## TASK REQUIREMENTS:
Scan the entries below and extract each line with the word "function" in it.

____________

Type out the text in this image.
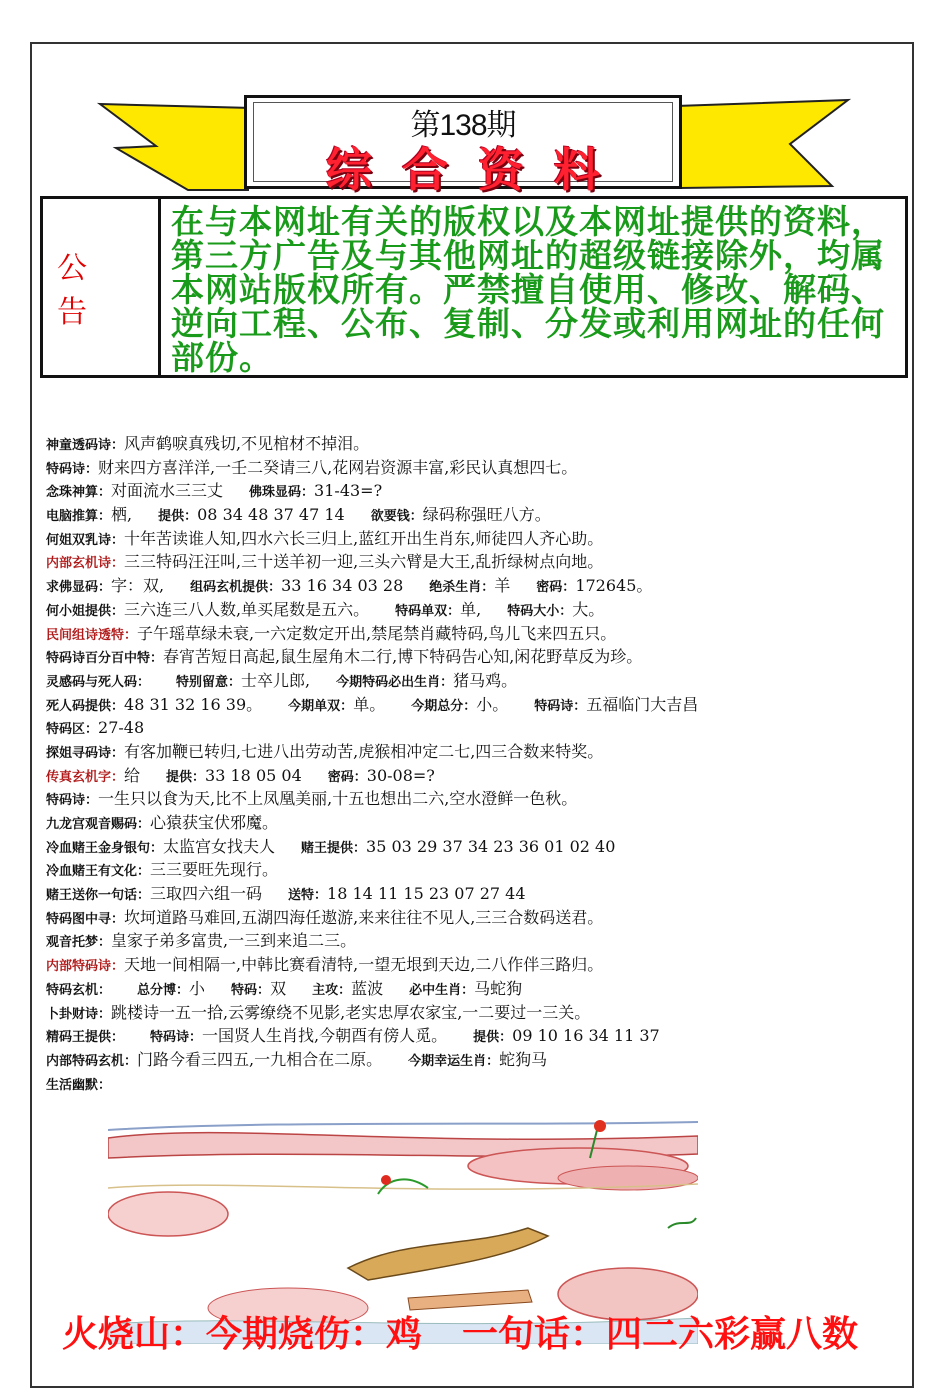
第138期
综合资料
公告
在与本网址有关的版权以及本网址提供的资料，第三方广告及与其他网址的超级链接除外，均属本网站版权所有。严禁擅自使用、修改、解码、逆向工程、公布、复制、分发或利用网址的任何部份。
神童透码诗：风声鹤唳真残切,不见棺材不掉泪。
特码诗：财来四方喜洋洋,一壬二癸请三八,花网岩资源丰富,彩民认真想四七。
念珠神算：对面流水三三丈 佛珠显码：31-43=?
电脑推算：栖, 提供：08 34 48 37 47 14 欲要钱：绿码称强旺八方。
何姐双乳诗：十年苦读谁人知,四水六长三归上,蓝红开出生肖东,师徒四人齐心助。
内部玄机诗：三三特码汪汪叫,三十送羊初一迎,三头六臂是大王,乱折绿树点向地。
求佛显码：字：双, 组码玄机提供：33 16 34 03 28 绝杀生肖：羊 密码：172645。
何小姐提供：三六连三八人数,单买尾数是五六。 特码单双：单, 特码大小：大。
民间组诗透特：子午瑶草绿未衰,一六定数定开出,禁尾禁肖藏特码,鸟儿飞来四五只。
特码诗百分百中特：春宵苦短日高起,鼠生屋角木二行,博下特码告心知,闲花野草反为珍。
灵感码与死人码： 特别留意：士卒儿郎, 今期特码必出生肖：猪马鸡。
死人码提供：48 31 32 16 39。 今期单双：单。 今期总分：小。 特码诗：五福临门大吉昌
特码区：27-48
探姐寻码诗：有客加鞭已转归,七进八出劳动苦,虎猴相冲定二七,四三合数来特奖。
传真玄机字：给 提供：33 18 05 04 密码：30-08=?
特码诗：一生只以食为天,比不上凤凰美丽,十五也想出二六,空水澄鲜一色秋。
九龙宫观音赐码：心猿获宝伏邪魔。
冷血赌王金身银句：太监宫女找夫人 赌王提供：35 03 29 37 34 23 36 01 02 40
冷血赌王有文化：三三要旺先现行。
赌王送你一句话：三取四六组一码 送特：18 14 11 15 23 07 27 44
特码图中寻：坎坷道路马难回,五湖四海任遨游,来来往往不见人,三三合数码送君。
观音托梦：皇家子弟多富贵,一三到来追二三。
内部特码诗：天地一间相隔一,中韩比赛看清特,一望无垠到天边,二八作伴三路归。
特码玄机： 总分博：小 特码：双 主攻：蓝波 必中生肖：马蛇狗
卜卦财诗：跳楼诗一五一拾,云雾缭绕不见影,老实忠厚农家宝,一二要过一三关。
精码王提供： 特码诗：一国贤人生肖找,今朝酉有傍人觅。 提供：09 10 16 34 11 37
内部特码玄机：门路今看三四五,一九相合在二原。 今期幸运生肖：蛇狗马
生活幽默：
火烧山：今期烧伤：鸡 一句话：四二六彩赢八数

____________

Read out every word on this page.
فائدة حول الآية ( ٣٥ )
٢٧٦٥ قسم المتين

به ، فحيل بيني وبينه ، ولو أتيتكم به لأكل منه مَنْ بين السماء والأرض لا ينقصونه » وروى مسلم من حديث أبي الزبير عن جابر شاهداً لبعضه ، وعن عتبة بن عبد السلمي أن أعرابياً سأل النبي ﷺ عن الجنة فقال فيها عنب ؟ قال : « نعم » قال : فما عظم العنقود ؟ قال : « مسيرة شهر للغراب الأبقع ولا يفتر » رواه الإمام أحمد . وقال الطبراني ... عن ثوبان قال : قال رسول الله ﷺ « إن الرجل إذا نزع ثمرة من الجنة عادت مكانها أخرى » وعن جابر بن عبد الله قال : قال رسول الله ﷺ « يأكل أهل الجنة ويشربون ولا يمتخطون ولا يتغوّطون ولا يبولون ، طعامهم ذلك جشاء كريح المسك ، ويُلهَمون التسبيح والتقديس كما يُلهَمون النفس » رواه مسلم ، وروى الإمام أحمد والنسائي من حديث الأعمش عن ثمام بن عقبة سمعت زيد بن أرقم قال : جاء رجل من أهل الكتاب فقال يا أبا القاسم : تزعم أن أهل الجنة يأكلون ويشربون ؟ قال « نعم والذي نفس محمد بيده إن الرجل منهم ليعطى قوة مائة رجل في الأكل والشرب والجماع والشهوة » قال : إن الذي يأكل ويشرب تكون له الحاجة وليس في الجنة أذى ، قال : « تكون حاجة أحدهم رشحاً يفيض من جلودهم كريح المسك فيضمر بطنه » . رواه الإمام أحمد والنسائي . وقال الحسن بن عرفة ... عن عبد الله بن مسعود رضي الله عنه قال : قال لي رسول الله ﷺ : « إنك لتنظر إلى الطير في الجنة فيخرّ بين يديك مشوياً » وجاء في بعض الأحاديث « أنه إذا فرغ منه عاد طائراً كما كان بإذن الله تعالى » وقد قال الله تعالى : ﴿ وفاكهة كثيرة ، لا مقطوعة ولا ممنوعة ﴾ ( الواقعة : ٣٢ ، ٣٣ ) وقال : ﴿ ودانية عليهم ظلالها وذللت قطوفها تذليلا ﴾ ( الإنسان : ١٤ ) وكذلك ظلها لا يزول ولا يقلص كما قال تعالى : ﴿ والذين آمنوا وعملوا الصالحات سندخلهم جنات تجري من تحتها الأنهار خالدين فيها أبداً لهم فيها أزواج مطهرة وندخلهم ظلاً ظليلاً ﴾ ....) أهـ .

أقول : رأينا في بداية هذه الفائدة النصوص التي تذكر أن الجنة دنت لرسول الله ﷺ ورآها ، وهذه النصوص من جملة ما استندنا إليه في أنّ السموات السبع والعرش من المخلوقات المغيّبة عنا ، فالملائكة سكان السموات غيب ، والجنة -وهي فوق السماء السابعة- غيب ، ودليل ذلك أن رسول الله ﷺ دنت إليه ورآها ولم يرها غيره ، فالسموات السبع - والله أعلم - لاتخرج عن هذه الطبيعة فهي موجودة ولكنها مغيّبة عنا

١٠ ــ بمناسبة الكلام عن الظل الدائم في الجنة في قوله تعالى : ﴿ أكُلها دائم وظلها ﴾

____________

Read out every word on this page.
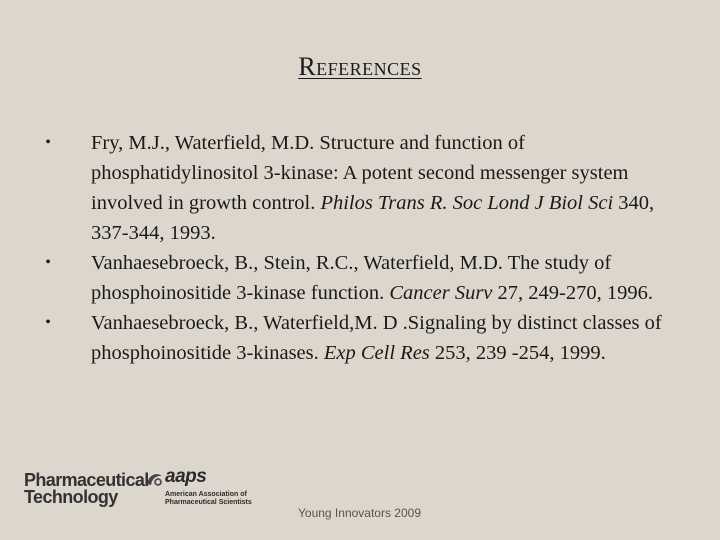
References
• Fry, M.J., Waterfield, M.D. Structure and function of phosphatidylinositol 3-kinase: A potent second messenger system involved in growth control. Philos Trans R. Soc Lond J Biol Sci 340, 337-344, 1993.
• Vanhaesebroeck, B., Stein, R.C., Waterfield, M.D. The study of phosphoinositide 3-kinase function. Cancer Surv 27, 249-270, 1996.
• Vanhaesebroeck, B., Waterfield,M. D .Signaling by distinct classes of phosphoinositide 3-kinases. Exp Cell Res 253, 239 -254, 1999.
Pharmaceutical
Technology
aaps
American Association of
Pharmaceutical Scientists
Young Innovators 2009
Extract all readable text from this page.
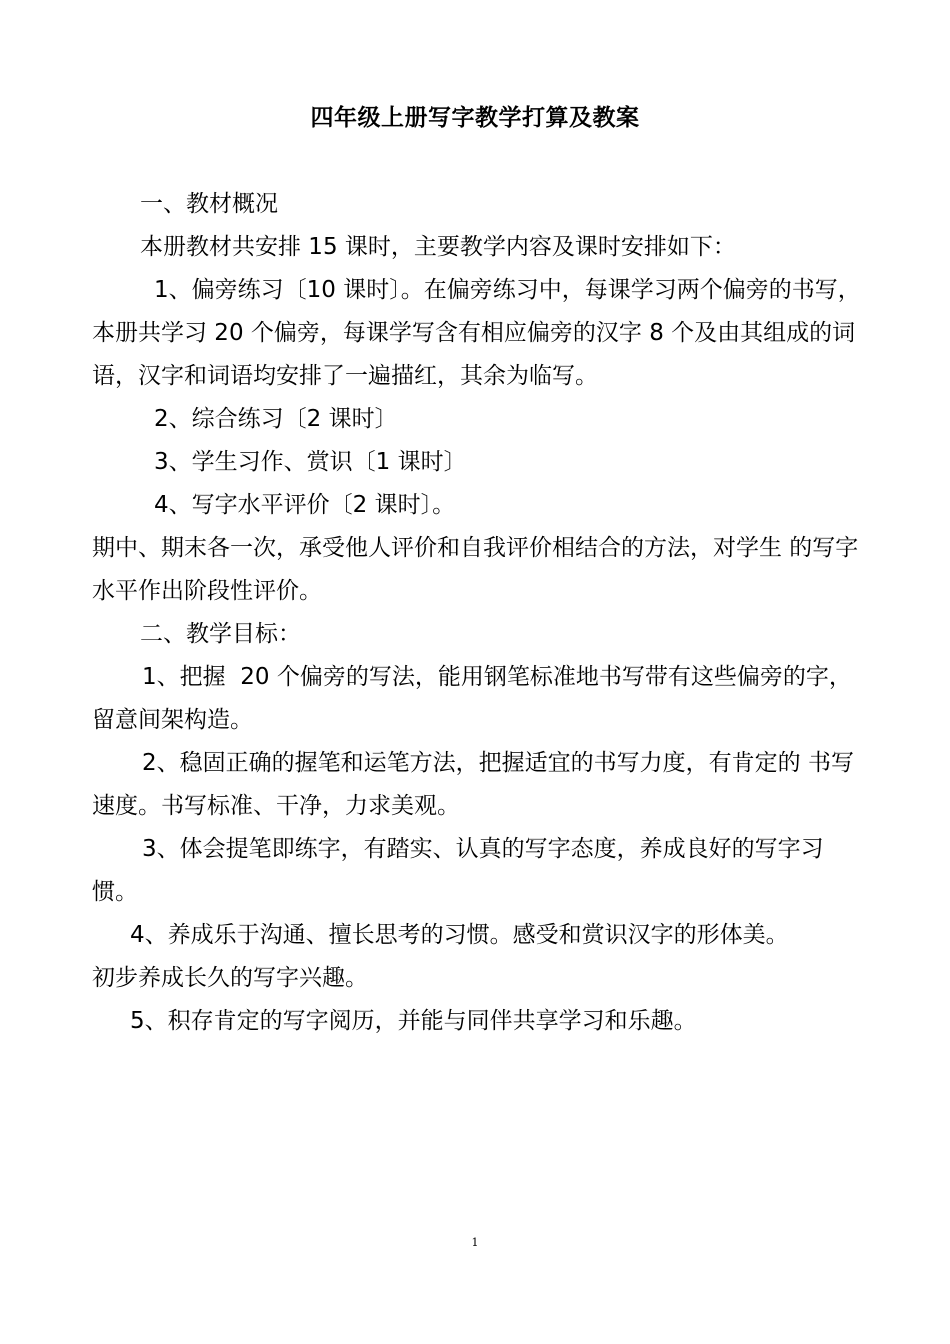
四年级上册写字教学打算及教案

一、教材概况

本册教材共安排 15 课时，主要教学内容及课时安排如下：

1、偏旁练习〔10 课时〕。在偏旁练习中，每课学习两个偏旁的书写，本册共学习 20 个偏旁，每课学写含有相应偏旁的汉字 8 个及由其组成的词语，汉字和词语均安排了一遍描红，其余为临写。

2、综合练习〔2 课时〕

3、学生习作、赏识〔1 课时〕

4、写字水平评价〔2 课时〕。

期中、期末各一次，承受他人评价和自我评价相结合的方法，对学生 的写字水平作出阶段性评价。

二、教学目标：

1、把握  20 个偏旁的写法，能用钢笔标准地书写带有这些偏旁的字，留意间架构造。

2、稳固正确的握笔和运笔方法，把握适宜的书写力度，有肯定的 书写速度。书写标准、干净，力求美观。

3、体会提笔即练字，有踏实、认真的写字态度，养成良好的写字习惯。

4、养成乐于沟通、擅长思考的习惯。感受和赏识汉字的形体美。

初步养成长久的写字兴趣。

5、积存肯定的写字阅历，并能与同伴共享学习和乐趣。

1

____________

## FINISHED ANSWER:
• Fry, M.J., Waterfield, M.D. Structure and function of phosphatidylinositol 3-kinase: A potent second messenger system involved in growth control. Philos Trans R. Soc Lond J Biol Sci 340, 337-344, 1993.
• Vanhaesebroeck, B., Stein, R.C., Waterfield, M.D. The study of phosphoinositide 3-kinase function. Cancer Surv 27, 249-270, 1996.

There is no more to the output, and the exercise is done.